#### Problem details
Comb through the entries for "Point" and pull out each line that holds it.

[Dataset items]
■ ■ ■ ■ ■

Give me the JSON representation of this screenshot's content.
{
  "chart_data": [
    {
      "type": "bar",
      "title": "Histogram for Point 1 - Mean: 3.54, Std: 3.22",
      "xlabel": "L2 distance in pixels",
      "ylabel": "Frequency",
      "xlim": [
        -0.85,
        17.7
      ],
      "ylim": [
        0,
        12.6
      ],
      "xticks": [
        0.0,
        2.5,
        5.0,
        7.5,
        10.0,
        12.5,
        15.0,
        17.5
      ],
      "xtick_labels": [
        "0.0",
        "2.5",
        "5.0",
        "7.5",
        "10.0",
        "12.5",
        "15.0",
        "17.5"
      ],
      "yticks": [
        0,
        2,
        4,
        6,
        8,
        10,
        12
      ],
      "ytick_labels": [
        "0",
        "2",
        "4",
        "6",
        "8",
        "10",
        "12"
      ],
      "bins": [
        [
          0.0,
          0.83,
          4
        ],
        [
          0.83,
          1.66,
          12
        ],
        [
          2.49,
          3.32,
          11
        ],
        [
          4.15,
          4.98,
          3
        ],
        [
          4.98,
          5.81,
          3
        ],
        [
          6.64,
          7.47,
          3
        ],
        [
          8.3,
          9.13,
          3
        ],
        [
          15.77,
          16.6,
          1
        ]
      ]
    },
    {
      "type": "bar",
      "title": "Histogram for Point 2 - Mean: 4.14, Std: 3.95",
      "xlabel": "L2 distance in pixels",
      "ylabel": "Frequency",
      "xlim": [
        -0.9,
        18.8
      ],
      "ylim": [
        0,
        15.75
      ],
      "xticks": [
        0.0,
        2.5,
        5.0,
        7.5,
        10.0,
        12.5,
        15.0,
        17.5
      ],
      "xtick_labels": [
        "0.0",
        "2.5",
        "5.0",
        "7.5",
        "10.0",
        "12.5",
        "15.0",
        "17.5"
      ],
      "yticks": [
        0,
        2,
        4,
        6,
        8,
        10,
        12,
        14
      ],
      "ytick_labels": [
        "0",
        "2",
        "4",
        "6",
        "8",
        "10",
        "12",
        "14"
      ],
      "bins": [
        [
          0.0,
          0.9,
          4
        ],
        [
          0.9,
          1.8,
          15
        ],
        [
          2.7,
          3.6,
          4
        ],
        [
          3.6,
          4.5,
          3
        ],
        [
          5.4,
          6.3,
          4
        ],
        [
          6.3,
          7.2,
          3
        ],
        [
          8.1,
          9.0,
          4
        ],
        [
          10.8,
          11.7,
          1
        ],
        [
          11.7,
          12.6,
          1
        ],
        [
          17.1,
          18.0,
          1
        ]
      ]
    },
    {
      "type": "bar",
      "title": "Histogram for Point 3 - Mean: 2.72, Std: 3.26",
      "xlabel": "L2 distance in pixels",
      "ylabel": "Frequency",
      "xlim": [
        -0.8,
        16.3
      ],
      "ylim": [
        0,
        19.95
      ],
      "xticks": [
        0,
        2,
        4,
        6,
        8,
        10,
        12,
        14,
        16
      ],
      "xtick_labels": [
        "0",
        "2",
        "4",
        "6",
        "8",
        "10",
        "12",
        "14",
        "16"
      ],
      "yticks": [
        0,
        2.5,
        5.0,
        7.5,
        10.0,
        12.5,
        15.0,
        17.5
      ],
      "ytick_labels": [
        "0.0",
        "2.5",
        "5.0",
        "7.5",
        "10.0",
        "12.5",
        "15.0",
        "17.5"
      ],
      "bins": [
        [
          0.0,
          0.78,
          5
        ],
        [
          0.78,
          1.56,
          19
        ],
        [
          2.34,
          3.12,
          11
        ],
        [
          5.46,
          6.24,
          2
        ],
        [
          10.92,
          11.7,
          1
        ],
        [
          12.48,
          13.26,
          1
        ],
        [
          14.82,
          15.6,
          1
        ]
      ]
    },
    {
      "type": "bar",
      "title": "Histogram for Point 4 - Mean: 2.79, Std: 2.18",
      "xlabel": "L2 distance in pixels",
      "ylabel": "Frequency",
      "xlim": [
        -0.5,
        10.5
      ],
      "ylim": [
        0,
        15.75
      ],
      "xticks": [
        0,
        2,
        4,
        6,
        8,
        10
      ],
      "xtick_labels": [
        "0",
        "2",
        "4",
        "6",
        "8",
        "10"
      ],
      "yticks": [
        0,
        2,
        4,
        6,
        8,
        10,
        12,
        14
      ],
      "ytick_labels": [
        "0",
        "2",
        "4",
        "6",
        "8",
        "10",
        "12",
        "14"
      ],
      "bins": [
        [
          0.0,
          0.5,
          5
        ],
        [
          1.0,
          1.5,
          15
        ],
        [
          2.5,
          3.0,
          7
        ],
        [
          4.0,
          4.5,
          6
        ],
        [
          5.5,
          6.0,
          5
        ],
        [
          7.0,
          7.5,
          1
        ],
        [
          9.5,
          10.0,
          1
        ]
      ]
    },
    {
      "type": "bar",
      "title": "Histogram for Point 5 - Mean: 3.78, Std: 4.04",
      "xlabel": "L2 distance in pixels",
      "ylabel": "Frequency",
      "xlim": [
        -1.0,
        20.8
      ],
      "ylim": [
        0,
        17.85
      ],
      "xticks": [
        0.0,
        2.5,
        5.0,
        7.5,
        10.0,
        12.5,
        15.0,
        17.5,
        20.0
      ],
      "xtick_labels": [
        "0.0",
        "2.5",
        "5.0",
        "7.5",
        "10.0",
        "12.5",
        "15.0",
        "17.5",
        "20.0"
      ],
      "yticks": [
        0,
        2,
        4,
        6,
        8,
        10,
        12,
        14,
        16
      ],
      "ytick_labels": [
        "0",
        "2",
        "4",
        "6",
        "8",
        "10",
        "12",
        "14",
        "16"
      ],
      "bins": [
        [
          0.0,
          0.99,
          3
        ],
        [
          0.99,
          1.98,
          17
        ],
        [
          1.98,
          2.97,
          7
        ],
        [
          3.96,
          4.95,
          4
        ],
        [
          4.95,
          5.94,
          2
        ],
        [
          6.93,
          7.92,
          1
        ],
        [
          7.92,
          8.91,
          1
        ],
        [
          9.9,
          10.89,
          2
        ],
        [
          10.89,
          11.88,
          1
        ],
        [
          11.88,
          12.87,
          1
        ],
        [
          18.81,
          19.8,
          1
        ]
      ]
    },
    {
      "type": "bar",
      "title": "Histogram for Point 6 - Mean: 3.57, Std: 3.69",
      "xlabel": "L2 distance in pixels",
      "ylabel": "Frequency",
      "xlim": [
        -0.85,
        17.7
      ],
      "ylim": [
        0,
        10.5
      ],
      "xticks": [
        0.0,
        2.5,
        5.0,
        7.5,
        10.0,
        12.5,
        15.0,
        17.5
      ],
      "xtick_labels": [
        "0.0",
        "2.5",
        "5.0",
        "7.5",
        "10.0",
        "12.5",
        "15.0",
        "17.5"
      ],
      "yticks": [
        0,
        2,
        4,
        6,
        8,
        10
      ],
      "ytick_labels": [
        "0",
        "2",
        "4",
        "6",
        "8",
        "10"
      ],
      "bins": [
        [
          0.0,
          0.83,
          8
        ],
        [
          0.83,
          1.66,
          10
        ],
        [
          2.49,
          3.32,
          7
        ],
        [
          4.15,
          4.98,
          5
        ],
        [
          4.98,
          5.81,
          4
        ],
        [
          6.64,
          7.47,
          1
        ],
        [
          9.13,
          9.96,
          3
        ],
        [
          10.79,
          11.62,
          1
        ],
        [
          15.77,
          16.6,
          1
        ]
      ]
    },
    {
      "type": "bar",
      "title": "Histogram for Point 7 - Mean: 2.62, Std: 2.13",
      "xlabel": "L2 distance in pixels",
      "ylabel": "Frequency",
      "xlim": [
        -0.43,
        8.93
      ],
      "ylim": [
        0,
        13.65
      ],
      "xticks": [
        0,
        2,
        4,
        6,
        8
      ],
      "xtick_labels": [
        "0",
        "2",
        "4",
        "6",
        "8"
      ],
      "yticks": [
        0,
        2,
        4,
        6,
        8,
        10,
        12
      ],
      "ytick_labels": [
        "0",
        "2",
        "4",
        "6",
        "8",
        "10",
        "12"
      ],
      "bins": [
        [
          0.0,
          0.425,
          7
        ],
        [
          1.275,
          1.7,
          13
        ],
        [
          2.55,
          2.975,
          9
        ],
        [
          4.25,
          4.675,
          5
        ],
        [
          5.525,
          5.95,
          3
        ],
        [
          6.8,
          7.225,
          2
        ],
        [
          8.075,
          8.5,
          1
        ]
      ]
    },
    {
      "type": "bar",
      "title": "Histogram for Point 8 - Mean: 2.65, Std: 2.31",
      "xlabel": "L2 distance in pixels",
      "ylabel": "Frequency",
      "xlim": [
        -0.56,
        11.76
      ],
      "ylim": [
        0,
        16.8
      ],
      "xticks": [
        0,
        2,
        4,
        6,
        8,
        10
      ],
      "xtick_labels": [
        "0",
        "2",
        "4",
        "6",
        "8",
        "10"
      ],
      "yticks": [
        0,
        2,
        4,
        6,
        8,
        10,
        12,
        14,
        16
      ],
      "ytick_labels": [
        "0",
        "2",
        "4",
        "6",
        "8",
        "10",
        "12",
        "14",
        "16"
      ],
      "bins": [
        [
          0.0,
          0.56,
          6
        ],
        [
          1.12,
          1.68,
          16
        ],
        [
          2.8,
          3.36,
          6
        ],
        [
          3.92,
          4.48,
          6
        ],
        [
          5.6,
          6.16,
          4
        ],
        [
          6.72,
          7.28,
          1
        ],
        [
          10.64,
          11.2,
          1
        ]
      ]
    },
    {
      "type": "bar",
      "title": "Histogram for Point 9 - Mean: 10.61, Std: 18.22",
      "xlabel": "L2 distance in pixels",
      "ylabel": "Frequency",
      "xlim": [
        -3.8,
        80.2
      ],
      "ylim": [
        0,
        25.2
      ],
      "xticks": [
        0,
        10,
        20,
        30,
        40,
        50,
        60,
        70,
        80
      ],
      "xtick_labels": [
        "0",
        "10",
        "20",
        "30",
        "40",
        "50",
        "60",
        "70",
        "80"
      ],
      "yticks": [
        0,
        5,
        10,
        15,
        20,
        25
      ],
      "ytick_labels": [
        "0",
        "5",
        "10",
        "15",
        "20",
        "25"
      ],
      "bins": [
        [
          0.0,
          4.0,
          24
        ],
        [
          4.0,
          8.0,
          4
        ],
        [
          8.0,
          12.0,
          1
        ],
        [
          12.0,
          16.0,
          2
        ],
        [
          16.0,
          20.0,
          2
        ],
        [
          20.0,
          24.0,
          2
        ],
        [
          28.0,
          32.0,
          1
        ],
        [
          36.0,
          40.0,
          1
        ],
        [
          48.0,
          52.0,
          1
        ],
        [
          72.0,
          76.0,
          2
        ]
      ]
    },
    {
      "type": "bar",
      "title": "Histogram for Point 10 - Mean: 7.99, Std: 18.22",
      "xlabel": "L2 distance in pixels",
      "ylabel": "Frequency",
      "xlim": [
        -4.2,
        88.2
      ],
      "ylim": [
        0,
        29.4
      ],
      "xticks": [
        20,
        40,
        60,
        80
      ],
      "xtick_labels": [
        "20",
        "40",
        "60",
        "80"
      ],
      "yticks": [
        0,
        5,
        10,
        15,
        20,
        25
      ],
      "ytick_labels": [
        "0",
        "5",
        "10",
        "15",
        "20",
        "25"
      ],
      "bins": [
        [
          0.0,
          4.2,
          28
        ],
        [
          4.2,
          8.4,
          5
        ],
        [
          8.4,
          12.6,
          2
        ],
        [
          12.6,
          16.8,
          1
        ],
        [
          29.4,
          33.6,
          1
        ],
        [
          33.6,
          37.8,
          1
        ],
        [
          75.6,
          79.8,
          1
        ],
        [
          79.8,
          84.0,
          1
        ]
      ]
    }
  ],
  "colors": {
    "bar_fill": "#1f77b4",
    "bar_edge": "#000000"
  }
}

■ ■ ■ ■ ■

#### Finished task
      "title": "Histogram for Point 1 - Mean: 3.54, Std: 3.22",
      "title": "Histogram for Point 2 - Mean: 4.14, Std: 3.95",
      "title": "Histogram for Point 3 - Mean: 2.72, Std: 3.26",
      "title": "Histogram for Point 4 - Mean: 2.79, Std: 2.18",
      "title": "Histogram for Point 5 - Mean: 3.78, Std: 4.04",
      "title": "Histogram for Point 6 - Mean: 3.57, Std: 3.69",
      "title": "Histogram for Point 7 - Mean: 2.62, Std: 2.13",
      "title": "Histogram for Point 8 - Mean: 2.65, Std: 2.31",
      "title": "Histogram for Point 9 - Mean: 10.61, Std: 18.22",
      "title": "Histogram for Point 10 - Mean: 7.99, Std: 18.22",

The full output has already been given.